Instruction –
List every line below containing "values".

Dataset content –
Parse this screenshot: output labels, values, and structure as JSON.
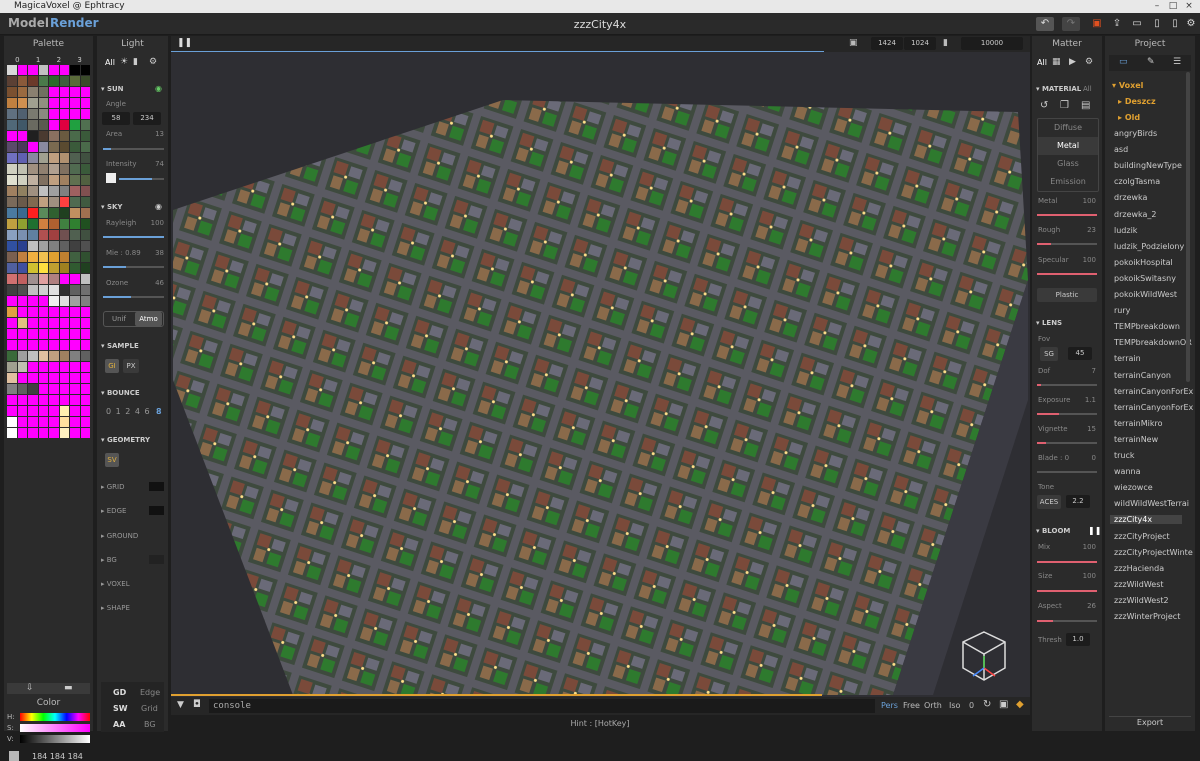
{
  "window": {
    "title": "MagicaVoxel @ Ephtracy"
  },
  "modes": {
    "model": "Model",
    "render": "Render"
  },
  "file_title": "zzzCity4x",
  "palette": {
    "title": "Palette",
    "tabs": [
      "0",
      "1",
      "2",
      "3"
    ],
    "colors": [
      "#d8d8d8",
      "#ff00ff",
      "#ff00ff",
      "#c0c0c0",
      "#ff00ff",
      "#ff00ff",
      "#000",
      "#000",
      "#5b4034",
      "#8a5a3a",
      "#6b3a2a",
      "#4a7a4a",
      "#2a6a2a",
      "#3e5e3e",
      "#5a6a3a",
      "#3a4a2a",
      "#7a5030",
      "#9a6a40",
      "#8a8070",
      "#707060",
      "#ff00ff",
      "#ff00ff",
      "#ff00ff",
      "#ff00ff",
      "#c08040",
      "#d09050",
      "#a0a090",
      "#909080",
      "#ff00ff",
      "#ff00ff",
      "#ff00ff",
      "#ff00ff",
      "#607080",
      "#506070",
      "#7a7a70",
      "#8a8a80",
      "#ff00ff",
      "#ff00ff",
      "#ff00ff",
      "#ff00ff",
      "#506878",
      "#405868",
      "#6a6a60",
      "#5a5a50",
      "#ff00ff",
      "#e00040",
      "#20a040",
      "#507050",
      "#ff00ff",
      "#ff00ff",
      "#202020",
      "#4a3a30",
      "#8a7060",
      "#6a5a40",
      "#4a6a4a",
      "#3a5a3a",
      "#5a4a6a",
      "#4a3a5a",
      "#ff00ff",
      "#8a8aa0",
      "#7a6a50",
      "#5a4a30",
      "#3a5a3a",
      "#4a6a4a",
      "#7070c0",
      "#6060b0",
      "#8888a0",
      "#a0a090",
      "#c0a080",
      "#b09070",
      "#506050",
      "#405040",
      "#d0d0c0",
      "#c0c0b0",
      "#a09080",
      "#908070",
      "#b0a090",
      "#807060",
      "#506a50",
      "#3a5a3a",
      "#e0e0d0",
      "#d0d0c0",
      "#c0b0a0",
      "#807060",
      "#c0a080",
      "#a08060",
      "#607050",
      "#506040",
      "#a08060",
      "#908060",
      "#a09080",
      "#c0c0c0",
      "#a0a0a0",
      "#808080",
      "#a06060",
      "#805050",
      "#7a6a5a",
      "#6a5a4a",
      "#806a50",
      "#c0a080",
      "#a09080",
      "#ff4040",
      "#506a50",
      "#405a40",
      "#4a7aa0",
      "#3a6a90",
      "#ff2020",
      "#5a8a5a",
      "#306030",
      "#204020",
      "#c09060",
      "#a07050",
      "#c0a040",
      "#90a030",
      "#207030",
      "#d08040",
      "#b06030",
      "#408040",
      "#308030",
      "#205020",
      "#8aa0c0",
      "#7a90b0",
      "#6080a0",
      "#b05050",
      "#a04040",
      "#705050",
      "#506050",
      "#405040",
      "#3050a0",
      "#2a4090",
      "#c0c0c0",
      "#a0a0a0",
      "#808080",
      "#606060",
      "#404040",
      "#505050",
      "#7a6050",
      "#c08040",
      "#f0b040",
      "#f0c050",
      "#e0a030",
      "#c08030",
      "#406040",
      "#305030",
      "#5060a0",
      "#4050a0",
      "#d0c030",
      "#ffe040",
      "#c0a030",
      "#a08020",
      "#305a30",
      "#204020",
      "#d07070",
      "#c06060",
      "#a09090",
      "#e0a0a0",
      "#b08080",
      "#ff00ff",
      "#ff00ff",
      "#c0c0c0",
      "#404040",
      "#505050",
      "#c0c0c0",
      "#d0d0d0",
      "#e0e0e0",
      "#303030",
      "#606060",
      "#707070",
      "#ff00ff",
      "#ff00ff",
      "#ff00ff",
      "#ff00ff",
      "#f0f0f0",
      "#e0e0e0",
      "#a0a0a0",
      "#808080",
      "#e0a040",
      "#ff00ff",
      "#ff00ff",
      "#ff00ff",
      "#ff00ff",
      "#ff00ff",
      "#ff00ff",
      "#ff00ff",
      "#ff00ff",
      "#e0c080",
      "#ff00ff",
      "#ff00ff",
      "#ff00ff",
      "#ff00ff",
      "#ff00ff",
      "#ff00ff",
      "#ff00ff",
      "#ff00ff",
      "#ff00ff",
      "#ff00ff",
      "#ff00ff",
      "#ff00ff",
      "#ff00ff",
      "#ff00ff",
      "#ff00ff",
      "#ff00ff",
      "#ff00ff",
      "#ff00ff",
      "#ff00ff",
      "#ff00ff",
      "#ff00ff",
      "#ff00ff",
      "#3a6a3a",
      "#a0a0a0",
      "#c0c0c0",
      "#e0c0a0",
      "#c0a080",
      "#a08060",
      "#808080",
      "#606060",
      "#a0a090",
      "#c0c0b0",
      "#ff00ff",
      "#ff00ff",
      "#ff00ff",
      "#ff00ff",
      "#ff00ff",
      "#ff00ff",
      "#e0c0a0",
      "#ff00ff",
      "#ff00ff",
      "#ff00ff",
      "#ff00ff",
      "#ff00ff",
      "#ff00ff",
      "#ff00ff",
      "#808080",
      "#606060",
      "#404040",
      "#ff00ff",
      "#ff00ff",
      "#ff00ff",
      "#ff00ff",
      "#ff00ff",
      "#ff00ff",
      "#ff00ff",
      "#ff00ff",
      "#ff00ff",
      "#ff00ff",
      "#ff00ff",
      "#ff00ff",
      "#ff00ff",
      "#ff00ff",
      "#ff00ff",
      "#ff00ff",
      "#ff00ff",
      "#ff00ff",
      "#fff0b0",
      "#ff00ff",
      "#ff00ff",
      "#fff",
      "#ff00ff",
      "#ff00ff",
      "#ff00ff",
      "#ff00ff",
      "#ffe0a0",
      "#ff00ff",
      "#ff00ff",
      "#fff",
      "#ff00ff",
      "#ff00ff",
      "#ff00ff",
      "#ff00ff",
      "#fff0c0",
      "#ff00ff",
      "#ff00ff"
    ],
    "color_title": "Color",
    "hsv": {
      "h": "H:",
      "s": "S:",
      "v": "V:"
    },
    "rgb": "184 184 184"
  },
  "light": {
    "title": "Light",
    "all": "All",
    "sun": {
      "label": "SUN",
      "angle_label": "Angle",
      "angle_a": "58",
      "angle_b": "234",
      "area_label": "Area",
      "area_value": "13",
      "area_level": 0.13,
      "intensity_label": "Intensity",
      "intensity_value": "74",
      "intensity_level": 0.74
    },
    "sky": {
      "label": "SKY",
      "rayleigh_label": "Rayleigh",
      "rayleigh_value": "100",
      "rayleigh_level": 1.0,
      "mie_label": "Mie : 0.89",
      "mie_value": "38",
      "mie_level": 0.38,
      "ozone_label": "Ozone",
      "ozone_value": "46",
      "ozone_level": 0.46,
      "unif": "Unif",
      "atmo": "Atmo"
    },
    "sample": {
      "label": "SAMPLE",
      "gi": "GI",
      "px": "PX"
    },
    "bounce": {
      "label": "BOUNCE",
      "values": "0 1 2 4 6",
      "selected": "8"
    },
    "geometry": {
      "label": "GEOMETRY",
      "sv": "SV"
    },
    "grid": "GRID",
    "edge": "EDGE",
    "ground": "GROUND",
    "bg": "BG",
    "voxel": "VOXEL",
    "shape": "SHAPE",
    "bottom": {
      "gd": "GD",
      "edge": "Edge",
      "sw": "SW",
      "grid": "Grid",
      "aa": "AA",
      "bg": "BG"
    }
  },
  "viewport": {
    "res_w": "1424",
    "res_h": "1024",
    "samples": "10000",
    "console_placeholder": "console",
    "cam_modes": [
      "Pers",
      "Free",
      "Orth",
      "Iso"
    ],
    "cam_value": "0",
    "progress": 0.76
  },
  "matter": {
    "title": "Matter",
    "all": "All",
    "material": {
      "label": "MATERIAL",
      "all": "All"
    },
    "types": [
      "Diffuse",
      "Metal",
      "Glass",
      "Emission"
    ],
    "selected": "Metal",
    "metal_label": "Metal",
    "metal_value": "100",
    "metal_level": 1.0,
    "rough_label": "Rough",
    "rough_value": "23",
    "rough_level": 0.23,
    "specular_label": "Specular",
    "specular_value": "100",
    "specular_level": 1.0,
    "plastic": "Plastic",
    "lens": {
      "label": "LENS",
      "fov_label": "Fov",
      "fov_mode": "SG",
      "fov_value": "45",
      "dof_label": "Dof",
      "dof_value": "7",
      "dof_level": 0.07,
      "exposure_label": "Exposure",
      "exposure_value": "1.1",
      "exposure_level": 0.36,
      "vignette_label": "Vignette",
      "vignette_value": "15",
      "vignette_level": 0.15,
      "blade_label": "Blade : 0",
      "blade_value": "0",
      "blade_level": 0.0,
      "tone_label": "Tone",
      "tone_mode": "ACES",
      "tone_value": "2.2"
    },
    "bloom": {
      "label": "BLOOM",
      "mix_label": "Mix",
      "mix_value": "100",
      "mix_level": 1.0,
      "size_label": "Size",
      "size_value": "100",
      "size_level": 1.0,
      "aspect_label": "Aspect",
      "aspect_value": "26",
      "aspect_level": 0.26,
      "thresh_label": "Thresh",
      "thresh_value": "1.0"
    }
  },
  "project": {
    "title": "Project",
    "folders": [
      "Voxel",
      "Deszcz",
      "Old"
    ],
    "items": [
      "angryBirds",
      "asd",
      "buildingNewType",
      "czolgTasma",
      "drzewka",
      "drzewka_2",
      "ludzik",
      "ludzik_Podzielony",
      "pokoikHospital",
      "pokoikSwitasny",
      "pokoikWildWest",
      "rury",
      "TEMPbreakdown",
      "TEMPbreakdownOR",
      "terrain",
      "terrainCanyon",
      "terrainCanyonForEx",
      "terrainCanyonForEx",
      "terrainMikro",
      "terrainNew",
      "truck",
      "wanna",
      "wiezowce",
      "wildWildWestTerrai",
      "zzzCity4x",
      "zzzCityProject",
      "zzzCityProjectWinte",
      "zzzHacienda",
      "zzzWildWest",
      "zzzWildWest2",
      "zzzWinterProject"
    ],
    "selected": "zzzCity4x",
    "export": "Export"
  },
  "hint": "Hint : [HotKey]",
  "colors": {
    "accent": "#6aa0d8",
    "selected_tab": "#ffffff",
    "render_mode": "#6aa0d8",
    "folder": "#e0a030"
  }
}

Written answer –
Parse this screenshot: output labels, values, and structure as JSON.
      "values": "0 1 2 4 6",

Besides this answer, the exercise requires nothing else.